Exercise details — Return all lines in the material below that contain "JSON".

:: Data supplied ::

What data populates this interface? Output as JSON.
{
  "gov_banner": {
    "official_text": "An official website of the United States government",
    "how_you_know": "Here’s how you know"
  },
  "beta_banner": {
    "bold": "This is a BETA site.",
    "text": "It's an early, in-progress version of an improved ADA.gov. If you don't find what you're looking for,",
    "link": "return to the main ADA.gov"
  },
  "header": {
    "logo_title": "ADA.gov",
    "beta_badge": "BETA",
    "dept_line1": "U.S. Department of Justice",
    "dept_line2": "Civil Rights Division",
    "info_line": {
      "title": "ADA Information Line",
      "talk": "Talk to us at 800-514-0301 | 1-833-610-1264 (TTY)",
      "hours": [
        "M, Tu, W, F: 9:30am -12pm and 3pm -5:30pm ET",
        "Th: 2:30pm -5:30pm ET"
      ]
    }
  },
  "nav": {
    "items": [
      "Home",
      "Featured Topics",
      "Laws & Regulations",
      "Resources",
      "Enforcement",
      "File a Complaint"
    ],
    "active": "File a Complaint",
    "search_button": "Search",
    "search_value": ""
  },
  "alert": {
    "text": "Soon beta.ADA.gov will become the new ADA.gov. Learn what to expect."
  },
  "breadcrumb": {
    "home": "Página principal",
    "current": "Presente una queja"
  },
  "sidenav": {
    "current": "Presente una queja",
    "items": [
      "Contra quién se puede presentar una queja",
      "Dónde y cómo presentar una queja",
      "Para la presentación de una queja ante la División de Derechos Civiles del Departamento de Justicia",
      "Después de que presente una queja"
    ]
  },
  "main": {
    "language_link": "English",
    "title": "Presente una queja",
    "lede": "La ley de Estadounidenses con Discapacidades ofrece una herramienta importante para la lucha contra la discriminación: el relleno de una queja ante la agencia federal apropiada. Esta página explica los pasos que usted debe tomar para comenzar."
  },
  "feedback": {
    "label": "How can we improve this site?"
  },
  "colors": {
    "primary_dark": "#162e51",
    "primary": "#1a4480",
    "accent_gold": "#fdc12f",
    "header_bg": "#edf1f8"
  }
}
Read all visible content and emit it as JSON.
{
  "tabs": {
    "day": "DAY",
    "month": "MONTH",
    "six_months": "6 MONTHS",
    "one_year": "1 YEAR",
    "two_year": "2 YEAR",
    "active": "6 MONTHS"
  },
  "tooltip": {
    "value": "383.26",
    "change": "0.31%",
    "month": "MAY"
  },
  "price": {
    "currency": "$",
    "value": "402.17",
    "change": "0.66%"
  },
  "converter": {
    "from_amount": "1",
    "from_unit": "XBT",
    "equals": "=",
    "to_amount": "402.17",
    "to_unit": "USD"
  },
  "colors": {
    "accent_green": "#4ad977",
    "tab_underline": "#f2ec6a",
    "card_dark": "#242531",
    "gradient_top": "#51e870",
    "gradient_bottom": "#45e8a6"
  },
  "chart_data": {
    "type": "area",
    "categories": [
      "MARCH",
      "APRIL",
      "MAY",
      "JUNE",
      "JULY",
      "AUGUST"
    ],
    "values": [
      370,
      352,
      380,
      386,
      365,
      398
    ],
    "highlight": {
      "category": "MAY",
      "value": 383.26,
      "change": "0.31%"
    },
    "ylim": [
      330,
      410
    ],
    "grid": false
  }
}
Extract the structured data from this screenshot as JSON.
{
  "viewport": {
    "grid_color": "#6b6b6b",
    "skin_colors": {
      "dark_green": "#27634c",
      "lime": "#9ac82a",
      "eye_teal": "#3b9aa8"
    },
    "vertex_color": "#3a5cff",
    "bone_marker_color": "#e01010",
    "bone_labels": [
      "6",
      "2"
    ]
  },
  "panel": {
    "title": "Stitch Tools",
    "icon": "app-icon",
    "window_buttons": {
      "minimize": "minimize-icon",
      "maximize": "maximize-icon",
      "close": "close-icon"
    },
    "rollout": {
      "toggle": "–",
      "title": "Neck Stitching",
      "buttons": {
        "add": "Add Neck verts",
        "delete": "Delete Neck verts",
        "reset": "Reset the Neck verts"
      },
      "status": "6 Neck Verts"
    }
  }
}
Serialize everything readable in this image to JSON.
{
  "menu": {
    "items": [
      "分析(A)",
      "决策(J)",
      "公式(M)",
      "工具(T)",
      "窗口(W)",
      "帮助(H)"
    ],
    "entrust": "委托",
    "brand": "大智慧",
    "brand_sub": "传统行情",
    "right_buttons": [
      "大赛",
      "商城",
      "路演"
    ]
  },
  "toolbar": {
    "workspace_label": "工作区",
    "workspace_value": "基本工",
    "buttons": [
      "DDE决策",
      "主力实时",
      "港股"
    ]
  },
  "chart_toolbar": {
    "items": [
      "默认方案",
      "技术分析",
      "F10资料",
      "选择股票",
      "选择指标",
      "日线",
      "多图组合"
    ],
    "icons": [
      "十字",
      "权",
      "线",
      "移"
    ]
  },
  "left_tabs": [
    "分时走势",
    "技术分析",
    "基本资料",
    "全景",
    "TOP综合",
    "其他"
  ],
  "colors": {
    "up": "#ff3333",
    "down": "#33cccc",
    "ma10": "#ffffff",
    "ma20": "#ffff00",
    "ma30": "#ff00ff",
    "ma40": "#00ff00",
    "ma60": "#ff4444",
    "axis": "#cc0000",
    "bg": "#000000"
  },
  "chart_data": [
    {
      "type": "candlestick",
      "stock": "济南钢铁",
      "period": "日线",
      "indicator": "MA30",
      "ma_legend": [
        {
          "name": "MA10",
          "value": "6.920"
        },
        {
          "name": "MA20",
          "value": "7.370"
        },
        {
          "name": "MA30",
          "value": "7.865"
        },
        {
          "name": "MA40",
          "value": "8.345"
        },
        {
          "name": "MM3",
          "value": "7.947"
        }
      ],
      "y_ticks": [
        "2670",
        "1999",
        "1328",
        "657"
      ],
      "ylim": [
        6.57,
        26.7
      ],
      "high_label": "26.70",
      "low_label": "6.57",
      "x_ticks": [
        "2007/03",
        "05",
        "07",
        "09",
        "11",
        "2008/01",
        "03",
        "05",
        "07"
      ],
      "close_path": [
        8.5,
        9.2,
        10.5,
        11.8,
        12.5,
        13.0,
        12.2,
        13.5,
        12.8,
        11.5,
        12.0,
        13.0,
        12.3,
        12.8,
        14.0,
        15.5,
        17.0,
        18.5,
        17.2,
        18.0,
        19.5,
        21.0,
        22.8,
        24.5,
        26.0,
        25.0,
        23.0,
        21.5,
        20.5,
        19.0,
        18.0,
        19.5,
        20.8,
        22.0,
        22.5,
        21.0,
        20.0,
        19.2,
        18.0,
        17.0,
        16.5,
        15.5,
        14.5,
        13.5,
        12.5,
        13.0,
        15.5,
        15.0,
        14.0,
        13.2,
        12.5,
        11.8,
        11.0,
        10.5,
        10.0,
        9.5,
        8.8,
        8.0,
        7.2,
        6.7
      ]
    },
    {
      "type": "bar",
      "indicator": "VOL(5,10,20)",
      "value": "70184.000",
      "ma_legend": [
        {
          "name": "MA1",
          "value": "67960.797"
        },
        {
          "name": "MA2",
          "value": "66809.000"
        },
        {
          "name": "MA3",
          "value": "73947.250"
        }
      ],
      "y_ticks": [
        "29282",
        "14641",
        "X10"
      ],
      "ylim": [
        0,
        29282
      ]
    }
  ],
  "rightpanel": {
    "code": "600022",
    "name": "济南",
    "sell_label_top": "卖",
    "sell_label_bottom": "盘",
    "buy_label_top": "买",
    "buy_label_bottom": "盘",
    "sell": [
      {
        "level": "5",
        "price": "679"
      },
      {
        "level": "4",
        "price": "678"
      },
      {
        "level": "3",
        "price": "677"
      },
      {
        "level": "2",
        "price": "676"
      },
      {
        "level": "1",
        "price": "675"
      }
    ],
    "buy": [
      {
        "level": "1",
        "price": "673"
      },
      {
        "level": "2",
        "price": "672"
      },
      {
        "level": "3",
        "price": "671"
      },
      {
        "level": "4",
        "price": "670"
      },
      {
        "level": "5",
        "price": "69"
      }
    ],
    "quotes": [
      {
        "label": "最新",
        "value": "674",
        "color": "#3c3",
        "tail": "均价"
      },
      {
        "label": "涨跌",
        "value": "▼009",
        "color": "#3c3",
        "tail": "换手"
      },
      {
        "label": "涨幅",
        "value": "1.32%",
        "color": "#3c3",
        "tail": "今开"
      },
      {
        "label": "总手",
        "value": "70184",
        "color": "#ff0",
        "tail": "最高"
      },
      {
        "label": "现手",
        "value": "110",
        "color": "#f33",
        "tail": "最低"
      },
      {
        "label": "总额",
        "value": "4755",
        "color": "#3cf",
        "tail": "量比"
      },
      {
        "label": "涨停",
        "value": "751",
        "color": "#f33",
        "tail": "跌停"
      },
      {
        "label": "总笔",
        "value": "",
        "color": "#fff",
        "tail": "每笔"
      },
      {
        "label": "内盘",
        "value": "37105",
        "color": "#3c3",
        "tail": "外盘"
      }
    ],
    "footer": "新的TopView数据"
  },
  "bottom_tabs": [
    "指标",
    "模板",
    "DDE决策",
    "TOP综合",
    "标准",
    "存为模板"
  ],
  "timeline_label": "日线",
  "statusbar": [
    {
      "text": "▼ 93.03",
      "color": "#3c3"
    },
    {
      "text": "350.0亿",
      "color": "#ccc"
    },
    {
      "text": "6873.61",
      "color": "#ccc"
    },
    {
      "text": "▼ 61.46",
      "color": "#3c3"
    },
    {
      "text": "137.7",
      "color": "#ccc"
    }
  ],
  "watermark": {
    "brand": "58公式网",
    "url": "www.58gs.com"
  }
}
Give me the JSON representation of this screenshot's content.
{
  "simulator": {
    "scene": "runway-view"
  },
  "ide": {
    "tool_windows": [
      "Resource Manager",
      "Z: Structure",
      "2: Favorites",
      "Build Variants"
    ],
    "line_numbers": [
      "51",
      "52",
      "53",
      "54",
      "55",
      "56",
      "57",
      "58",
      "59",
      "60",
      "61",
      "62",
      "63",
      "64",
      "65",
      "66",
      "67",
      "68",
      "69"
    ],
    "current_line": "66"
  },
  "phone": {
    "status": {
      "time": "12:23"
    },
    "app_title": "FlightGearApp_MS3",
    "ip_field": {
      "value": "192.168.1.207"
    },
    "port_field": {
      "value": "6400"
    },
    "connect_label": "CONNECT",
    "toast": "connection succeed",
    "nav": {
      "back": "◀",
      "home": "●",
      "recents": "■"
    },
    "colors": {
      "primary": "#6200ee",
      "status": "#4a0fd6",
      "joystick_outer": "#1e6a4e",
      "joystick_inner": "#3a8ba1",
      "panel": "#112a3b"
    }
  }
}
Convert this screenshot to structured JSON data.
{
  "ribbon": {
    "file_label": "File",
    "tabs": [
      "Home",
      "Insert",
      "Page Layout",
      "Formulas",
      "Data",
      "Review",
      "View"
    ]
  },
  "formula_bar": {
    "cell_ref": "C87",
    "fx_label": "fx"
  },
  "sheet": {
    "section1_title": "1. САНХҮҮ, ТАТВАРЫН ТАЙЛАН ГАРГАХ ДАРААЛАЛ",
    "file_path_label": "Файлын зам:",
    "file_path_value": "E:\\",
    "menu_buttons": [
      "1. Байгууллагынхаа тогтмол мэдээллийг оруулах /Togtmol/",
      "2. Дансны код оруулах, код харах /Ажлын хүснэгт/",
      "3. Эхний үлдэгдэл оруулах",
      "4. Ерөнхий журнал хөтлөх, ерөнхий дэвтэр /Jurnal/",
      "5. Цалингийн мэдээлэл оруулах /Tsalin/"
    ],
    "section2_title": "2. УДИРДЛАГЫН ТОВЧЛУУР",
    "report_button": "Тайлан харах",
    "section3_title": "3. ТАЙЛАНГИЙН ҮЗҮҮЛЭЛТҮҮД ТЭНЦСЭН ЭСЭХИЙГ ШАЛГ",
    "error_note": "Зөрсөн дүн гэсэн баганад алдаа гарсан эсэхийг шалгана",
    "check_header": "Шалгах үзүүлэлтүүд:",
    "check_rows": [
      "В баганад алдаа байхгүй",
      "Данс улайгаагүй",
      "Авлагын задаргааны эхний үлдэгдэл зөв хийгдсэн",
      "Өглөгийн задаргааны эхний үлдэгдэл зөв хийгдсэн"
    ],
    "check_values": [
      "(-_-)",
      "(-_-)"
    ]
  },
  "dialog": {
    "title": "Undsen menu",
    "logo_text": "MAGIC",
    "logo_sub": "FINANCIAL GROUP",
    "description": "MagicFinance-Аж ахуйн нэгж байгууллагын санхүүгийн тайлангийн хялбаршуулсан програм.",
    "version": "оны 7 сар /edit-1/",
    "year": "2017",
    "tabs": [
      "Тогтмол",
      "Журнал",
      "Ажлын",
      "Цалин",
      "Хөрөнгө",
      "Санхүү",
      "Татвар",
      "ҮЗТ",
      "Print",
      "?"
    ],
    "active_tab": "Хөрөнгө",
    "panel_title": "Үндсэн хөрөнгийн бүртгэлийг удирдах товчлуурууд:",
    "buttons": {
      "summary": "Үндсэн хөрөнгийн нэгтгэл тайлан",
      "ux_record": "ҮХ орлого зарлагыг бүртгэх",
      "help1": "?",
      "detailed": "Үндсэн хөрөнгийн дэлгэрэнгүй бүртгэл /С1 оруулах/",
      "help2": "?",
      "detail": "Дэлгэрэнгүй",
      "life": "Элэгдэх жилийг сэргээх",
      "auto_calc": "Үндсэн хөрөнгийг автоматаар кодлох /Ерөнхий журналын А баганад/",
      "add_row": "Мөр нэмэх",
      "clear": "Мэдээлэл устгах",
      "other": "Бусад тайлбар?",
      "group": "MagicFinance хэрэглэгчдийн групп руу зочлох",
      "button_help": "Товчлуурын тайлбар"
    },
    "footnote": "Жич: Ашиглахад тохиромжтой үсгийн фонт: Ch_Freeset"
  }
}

:::

Response to the task —
What data populates this interface? Output as JSON.
Read all visible content and emit it as JSON.
Extract the structured data from this screenshot as JSON.
Serialize everything readable in this image to JSON.
Give me the JSON representation of this screenshot's content.
Convert this screenshot to structured JSON data.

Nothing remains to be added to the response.